PROMPT 1 =>
Convert the rows, starting at the first one and ending at the line that contains "footnote-12-author: Hirschfeld: [92, 737, 145, 752]", into a Markdown table with the columns Number and Content. Put each line's position in Number and the line itself in Content, and leave out any blank lines.
++++ EXCERPT PROVIDED ++++
Hello and welcome back to Illumination, the Disney Lurcana podcast. My name is Max. And I'm Sam. And we are here to take some advantage of having this podcast. Some card advantage. If you're still listening, thank you so much. Appreciate you hanging in through that pun. If you haven't listened this your first time, welcome on in and thank you for listening as well. Really appreciate everybody being here and the fantastically welcoming reception we got with our first two initial episodes.
So this particular episode, as I alluded to, is going to be all about card advantage. And what that means, this is a term you will hear thrown around a ton when it comes to trading card gains. And I'm not just talking about Lurkana, every trading card game typically has some form of card advantage and decks seek out trying to take some advantage of said card advantage. Sam, what is card advantage?
Card advantage is drawing cards, making sure you pretty much consistently have more cards in hand than your opponent. That's a very good and I think kind of bog standard definition that someone would give to that question.
++++
PROMPT 2 =>
Transcribe the podcast transcript word for word, starting at "So this particular" and ending at "is card advantage?".
++++ RECORD EXCERPTS ++++
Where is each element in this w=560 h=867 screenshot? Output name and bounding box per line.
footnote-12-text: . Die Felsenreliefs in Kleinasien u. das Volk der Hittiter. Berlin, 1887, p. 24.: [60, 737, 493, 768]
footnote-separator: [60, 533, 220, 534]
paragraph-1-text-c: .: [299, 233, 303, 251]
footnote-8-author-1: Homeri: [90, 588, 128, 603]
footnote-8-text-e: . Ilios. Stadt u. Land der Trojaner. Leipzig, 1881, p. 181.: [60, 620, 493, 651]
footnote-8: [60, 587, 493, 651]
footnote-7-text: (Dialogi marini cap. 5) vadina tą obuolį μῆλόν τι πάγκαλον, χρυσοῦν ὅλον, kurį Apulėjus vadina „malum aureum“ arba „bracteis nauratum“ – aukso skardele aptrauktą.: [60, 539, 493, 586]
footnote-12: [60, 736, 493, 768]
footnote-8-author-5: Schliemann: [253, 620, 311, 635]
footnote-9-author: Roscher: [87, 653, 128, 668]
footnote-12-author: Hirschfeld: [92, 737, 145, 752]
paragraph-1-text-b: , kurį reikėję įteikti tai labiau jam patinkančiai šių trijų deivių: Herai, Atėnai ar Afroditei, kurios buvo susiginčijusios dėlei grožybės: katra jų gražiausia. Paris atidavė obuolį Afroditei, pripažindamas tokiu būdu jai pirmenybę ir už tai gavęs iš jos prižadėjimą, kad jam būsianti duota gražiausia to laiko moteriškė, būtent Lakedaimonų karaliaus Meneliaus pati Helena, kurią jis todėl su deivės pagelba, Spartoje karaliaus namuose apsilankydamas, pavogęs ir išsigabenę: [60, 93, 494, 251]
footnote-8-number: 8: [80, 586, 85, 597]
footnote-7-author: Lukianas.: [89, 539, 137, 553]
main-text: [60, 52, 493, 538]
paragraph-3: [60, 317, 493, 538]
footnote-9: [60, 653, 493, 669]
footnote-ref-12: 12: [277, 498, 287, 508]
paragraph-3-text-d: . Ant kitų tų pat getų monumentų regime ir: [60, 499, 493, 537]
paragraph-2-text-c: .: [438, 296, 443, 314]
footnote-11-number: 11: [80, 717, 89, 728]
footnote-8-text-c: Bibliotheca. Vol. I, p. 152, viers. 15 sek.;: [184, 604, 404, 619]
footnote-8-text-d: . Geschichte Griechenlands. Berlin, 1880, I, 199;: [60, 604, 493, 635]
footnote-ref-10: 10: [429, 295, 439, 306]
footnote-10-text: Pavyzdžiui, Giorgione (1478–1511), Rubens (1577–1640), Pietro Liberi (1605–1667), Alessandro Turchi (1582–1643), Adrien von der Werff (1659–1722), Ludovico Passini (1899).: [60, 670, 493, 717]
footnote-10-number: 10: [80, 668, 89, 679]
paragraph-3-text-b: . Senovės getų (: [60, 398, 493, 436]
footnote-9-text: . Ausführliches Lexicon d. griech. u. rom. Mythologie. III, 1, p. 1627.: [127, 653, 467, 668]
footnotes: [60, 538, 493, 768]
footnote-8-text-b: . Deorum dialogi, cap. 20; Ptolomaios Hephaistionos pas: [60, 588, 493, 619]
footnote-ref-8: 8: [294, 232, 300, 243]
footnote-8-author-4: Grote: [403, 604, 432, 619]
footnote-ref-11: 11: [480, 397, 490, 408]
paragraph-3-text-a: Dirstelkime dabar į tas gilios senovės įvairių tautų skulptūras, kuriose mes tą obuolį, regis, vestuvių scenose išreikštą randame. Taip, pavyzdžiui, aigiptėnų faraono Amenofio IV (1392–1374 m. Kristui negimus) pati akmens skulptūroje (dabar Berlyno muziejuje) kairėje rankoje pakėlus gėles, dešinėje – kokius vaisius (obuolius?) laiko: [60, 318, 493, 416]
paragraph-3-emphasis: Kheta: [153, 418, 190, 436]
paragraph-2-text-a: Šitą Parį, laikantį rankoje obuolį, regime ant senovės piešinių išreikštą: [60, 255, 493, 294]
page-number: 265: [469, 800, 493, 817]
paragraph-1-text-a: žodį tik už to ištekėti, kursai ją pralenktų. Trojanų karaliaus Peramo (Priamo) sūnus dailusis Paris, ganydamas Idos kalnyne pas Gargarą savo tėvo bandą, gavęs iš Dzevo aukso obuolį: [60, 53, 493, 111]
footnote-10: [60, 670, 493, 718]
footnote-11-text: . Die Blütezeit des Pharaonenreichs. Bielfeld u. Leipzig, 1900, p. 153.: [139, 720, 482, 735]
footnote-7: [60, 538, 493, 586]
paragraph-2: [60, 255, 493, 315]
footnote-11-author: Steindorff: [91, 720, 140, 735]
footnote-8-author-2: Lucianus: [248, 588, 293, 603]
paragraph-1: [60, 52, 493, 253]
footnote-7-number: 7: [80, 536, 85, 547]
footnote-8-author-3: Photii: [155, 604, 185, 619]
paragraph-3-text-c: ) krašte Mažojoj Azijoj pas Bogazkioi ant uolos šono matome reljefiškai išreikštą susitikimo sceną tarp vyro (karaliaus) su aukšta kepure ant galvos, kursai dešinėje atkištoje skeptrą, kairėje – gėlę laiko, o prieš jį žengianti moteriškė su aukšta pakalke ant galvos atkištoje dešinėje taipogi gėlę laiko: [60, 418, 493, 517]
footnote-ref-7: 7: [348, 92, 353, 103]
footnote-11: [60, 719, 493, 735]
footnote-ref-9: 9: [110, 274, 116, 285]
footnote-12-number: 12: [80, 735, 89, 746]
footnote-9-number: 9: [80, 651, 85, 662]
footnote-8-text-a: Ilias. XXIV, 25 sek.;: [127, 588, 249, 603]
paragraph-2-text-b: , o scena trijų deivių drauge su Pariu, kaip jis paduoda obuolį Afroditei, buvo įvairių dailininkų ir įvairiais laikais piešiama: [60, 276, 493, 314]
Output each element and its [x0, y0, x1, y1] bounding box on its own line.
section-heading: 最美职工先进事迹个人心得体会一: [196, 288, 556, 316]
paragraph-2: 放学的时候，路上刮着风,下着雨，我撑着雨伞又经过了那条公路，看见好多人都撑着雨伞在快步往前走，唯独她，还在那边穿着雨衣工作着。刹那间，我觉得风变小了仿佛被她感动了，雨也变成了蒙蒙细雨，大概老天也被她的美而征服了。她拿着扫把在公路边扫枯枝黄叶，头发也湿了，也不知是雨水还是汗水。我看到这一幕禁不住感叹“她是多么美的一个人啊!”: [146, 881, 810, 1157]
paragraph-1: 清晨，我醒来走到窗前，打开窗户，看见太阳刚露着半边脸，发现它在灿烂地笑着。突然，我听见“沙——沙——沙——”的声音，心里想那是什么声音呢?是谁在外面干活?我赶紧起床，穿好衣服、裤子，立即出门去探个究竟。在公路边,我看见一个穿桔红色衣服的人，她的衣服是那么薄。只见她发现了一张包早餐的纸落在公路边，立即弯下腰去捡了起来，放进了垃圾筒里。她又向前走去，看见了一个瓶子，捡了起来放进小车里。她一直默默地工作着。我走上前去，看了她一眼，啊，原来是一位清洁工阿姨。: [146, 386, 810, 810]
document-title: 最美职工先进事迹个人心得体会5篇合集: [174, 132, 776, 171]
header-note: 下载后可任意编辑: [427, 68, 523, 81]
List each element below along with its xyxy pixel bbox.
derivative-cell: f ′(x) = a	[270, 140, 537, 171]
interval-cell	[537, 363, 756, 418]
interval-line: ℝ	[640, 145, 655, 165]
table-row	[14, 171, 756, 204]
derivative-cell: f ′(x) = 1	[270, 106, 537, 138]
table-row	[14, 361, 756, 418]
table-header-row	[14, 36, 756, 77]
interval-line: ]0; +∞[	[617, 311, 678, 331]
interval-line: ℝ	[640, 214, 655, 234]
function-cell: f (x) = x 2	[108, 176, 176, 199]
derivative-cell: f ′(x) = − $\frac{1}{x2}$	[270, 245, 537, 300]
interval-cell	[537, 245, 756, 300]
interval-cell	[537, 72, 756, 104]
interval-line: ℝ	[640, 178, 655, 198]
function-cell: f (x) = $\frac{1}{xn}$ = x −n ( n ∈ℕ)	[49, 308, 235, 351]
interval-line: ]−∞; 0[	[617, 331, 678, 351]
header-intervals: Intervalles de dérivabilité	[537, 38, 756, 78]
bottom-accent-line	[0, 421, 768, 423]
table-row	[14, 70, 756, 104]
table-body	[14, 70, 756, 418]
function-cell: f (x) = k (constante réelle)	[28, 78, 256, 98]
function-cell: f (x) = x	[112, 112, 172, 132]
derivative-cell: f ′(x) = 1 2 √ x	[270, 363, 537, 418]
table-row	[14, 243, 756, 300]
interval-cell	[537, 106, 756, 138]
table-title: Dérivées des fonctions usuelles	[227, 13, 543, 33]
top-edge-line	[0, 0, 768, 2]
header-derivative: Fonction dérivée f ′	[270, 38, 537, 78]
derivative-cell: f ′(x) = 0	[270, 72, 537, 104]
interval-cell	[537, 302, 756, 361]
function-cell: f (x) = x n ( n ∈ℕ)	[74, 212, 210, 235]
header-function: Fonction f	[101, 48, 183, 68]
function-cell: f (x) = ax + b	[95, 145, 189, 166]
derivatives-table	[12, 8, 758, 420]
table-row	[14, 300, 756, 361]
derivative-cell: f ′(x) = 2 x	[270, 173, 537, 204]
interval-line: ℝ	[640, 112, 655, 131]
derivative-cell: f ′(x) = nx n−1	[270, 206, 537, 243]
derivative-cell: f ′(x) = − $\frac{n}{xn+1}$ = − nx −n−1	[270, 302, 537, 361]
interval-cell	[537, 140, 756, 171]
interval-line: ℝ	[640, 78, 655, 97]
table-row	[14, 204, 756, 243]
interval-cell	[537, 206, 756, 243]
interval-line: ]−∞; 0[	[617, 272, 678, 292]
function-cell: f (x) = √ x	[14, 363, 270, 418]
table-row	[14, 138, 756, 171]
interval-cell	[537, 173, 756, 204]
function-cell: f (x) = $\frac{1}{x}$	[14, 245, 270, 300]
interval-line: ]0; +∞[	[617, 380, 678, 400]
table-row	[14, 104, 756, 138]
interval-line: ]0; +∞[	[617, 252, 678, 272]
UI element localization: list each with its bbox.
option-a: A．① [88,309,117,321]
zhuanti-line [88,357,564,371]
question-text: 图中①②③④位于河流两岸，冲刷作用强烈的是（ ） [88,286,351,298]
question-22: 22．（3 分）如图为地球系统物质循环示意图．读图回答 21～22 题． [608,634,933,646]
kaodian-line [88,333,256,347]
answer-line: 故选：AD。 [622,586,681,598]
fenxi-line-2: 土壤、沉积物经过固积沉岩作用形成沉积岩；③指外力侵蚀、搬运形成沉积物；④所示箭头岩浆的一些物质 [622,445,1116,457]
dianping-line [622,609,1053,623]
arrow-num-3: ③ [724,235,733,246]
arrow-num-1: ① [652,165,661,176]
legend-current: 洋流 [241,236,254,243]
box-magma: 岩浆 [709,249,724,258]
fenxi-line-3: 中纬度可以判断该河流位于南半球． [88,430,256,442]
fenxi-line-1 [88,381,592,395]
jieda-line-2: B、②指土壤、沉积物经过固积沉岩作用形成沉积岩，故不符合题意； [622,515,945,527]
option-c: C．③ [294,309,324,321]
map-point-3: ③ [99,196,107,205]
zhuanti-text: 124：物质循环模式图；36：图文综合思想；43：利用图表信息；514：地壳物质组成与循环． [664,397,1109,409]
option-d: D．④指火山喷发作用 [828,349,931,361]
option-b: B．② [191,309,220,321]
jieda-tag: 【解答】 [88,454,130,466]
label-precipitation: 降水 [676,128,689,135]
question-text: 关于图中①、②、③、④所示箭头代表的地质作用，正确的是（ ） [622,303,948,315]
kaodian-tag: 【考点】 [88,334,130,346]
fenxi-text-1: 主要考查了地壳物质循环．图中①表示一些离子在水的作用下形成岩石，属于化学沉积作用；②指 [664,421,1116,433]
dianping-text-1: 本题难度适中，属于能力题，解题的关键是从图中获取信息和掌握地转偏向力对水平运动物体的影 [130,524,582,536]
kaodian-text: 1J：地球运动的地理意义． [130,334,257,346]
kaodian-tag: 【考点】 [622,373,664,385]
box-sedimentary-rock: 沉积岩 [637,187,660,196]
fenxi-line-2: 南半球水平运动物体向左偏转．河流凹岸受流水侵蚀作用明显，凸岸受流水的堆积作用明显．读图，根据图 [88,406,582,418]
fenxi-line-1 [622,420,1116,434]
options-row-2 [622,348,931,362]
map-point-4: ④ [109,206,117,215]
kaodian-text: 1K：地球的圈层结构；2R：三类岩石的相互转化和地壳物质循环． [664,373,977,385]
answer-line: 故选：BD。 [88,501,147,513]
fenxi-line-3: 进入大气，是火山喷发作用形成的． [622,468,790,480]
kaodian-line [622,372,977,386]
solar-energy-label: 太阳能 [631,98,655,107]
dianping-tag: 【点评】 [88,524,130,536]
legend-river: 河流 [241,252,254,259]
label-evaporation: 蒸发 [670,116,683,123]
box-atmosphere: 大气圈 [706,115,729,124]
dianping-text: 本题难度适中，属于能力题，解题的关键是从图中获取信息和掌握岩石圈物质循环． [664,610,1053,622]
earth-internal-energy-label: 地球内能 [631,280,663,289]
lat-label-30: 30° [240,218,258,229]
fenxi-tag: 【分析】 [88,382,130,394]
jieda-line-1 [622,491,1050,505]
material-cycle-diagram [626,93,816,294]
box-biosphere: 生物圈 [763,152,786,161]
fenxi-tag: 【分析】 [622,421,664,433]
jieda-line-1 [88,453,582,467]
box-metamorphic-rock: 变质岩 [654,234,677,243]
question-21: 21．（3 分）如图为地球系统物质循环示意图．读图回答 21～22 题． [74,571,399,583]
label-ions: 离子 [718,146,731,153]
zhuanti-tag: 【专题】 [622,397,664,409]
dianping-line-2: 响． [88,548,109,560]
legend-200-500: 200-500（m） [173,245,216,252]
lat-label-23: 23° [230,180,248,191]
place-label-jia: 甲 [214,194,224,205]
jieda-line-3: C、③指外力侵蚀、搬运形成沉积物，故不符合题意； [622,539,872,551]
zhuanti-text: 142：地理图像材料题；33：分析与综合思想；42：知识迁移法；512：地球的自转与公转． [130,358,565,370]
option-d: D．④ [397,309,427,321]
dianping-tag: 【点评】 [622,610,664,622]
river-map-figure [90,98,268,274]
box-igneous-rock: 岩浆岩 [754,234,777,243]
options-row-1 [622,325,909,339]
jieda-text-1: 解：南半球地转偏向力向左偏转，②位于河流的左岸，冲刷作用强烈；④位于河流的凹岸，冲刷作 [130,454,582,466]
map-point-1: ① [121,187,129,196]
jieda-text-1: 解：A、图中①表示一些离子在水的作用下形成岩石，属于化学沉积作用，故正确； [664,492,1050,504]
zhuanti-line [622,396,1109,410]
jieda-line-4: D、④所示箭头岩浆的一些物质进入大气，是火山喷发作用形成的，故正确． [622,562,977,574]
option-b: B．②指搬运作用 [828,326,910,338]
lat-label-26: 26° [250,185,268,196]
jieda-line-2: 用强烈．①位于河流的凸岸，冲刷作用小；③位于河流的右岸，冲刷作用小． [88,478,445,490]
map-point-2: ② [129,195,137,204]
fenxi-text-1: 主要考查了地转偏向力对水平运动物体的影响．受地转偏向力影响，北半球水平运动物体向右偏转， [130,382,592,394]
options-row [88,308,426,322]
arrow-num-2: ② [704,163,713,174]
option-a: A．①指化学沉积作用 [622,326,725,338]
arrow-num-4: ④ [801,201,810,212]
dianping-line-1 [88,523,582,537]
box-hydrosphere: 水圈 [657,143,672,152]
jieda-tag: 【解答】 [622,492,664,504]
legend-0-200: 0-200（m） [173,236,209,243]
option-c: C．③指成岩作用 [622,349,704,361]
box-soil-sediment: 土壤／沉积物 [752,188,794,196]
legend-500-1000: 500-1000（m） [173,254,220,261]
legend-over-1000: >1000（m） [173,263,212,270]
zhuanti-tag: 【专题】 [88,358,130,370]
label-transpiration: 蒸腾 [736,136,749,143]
++++
FINAL RESULT 1 =>
| Number | Content |
|---|---|
| 1 | Where is each element in this w=560 h=867 screenshot? Output name and bounding box per line. |
| 2 | footnote-12-text: . Die Felsenreliefs in Kleinasien u. das Volk der Hittiter. Berlin, 1887, p. 24.: [60, 737, 493, 768] |
| 3 | footnote-separator: [60, 533, 220, 534] |
| 4 | paragraph-1-text-c: .: [299, 233, 303, 251] |
| 5 | footnote-8-author-1: Homeri: [90, 588, 128, 603] |
| 6 | footnote-8-text-e: . Ilios. Stadt u. Land der Trojaner. Leipzig, 1881, p. 181.: [60, 620, 493, 651] |
| 7 | footnote-8: [60, 587, 493, 651] |
| 8 | footnote-7-text: (Dialogi marini cap. 5) vadina tą obuolį μῆλόν τι πάγκαλον, χρυσοῦν ὅλον, kurį Apulėjus vadina „malum aureum“ arba „bracteis nauratum“ – aukso skardele aptrauktą.: [60, 539, 493, 586] |
| 9 | footnote-12: [60, 736, 493, 768] |
| 10 | footnote-8-author-5: Schliemann: [253, 620, 311, 635] |
| 11 | footnote-9-author: Roscher: [87, 653, 128, 668] |
| 12 | footnote-12-author: Hirschfeld: [92, 737, 145, 752] |

FINAL RESULT 2 =>
So this particular episode, as I alluded to, is going to be all about card advantage. And what that means, this is a term you will hear thrown around a ton when it comes to trading card gains. And I'm not just talking about Lurkana, every trading card game typically has some form of card advantage and decks seek out trying to take some advantage of said card advantage. Sam, what is card advantage?